+++ Data supplied

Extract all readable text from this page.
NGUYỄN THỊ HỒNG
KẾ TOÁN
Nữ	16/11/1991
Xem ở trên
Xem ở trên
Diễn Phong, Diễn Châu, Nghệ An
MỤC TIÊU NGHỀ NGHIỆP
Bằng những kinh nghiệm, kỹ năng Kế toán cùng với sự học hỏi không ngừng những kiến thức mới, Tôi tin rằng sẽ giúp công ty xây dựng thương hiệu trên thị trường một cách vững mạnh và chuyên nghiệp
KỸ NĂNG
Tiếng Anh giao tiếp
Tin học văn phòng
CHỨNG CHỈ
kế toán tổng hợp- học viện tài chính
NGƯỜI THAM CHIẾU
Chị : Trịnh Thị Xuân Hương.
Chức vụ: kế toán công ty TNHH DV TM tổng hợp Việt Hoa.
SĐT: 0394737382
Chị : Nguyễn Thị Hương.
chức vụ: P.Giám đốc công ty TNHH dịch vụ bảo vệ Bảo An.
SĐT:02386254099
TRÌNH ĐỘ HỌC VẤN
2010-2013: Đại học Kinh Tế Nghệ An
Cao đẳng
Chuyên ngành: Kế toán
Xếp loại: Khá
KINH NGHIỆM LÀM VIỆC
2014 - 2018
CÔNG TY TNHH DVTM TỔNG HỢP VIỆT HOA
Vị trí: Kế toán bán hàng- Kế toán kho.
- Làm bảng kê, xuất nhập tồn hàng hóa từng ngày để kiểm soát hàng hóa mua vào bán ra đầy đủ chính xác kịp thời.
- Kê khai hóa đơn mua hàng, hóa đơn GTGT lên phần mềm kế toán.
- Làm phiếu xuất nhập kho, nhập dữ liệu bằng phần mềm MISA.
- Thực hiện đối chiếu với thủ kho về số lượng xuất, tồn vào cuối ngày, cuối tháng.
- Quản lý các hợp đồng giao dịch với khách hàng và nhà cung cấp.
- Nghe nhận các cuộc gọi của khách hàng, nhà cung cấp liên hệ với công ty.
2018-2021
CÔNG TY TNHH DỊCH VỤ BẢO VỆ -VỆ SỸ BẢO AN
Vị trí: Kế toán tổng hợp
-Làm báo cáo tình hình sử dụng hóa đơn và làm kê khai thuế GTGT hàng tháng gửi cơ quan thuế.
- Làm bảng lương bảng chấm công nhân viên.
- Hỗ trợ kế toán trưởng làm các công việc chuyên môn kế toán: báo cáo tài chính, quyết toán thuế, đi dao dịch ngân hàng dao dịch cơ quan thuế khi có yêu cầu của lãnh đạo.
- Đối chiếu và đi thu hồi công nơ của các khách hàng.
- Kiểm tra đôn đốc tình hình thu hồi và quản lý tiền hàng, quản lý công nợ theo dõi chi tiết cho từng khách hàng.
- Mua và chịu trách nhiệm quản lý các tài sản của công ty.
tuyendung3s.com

++++++
+++ Data supplied

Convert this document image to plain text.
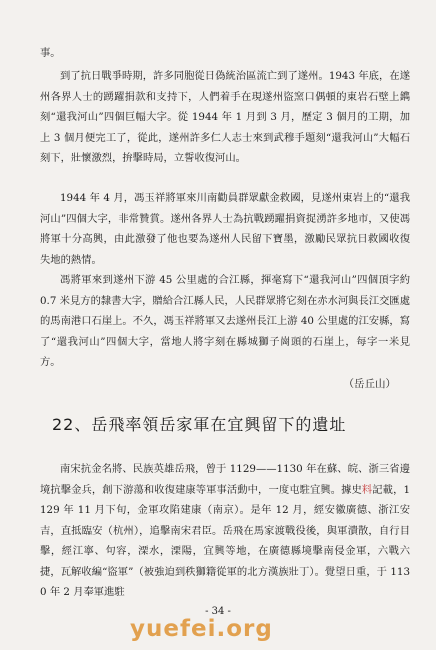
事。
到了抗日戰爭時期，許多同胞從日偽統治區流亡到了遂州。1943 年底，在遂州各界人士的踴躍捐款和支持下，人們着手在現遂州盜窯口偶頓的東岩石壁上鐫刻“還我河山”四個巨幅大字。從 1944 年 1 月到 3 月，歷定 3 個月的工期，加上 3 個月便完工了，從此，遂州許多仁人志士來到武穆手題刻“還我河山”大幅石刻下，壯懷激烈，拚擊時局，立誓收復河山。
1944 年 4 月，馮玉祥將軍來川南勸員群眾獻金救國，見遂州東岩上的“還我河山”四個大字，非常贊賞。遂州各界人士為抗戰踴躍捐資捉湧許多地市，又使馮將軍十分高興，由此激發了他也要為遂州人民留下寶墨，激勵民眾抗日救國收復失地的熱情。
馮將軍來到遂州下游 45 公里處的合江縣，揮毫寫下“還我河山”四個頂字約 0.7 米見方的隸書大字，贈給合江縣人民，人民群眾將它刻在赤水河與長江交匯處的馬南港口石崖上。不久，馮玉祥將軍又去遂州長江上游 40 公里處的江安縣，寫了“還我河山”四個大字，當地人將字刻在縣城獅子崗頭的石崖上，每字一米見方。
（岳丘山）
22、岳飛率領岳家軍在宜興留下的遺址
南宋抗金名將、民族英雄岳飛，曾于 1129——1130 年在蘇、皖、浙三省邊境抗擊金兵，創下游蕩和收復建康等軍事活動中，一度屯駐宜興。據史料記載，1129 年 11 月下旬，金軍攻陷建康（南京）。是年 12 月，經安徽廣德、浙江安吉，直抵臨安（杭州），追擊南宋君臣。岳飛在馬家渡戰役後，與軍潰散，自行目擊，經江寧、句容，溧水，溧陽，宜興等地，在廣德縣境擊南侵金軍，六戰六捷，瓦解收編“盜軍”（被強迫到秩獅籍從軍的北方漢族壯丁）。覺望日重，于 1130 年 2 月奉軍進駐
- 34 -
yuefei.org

++++++

Determine how many lines in the data above contain the string "GTGT". Give nothing except the number.

2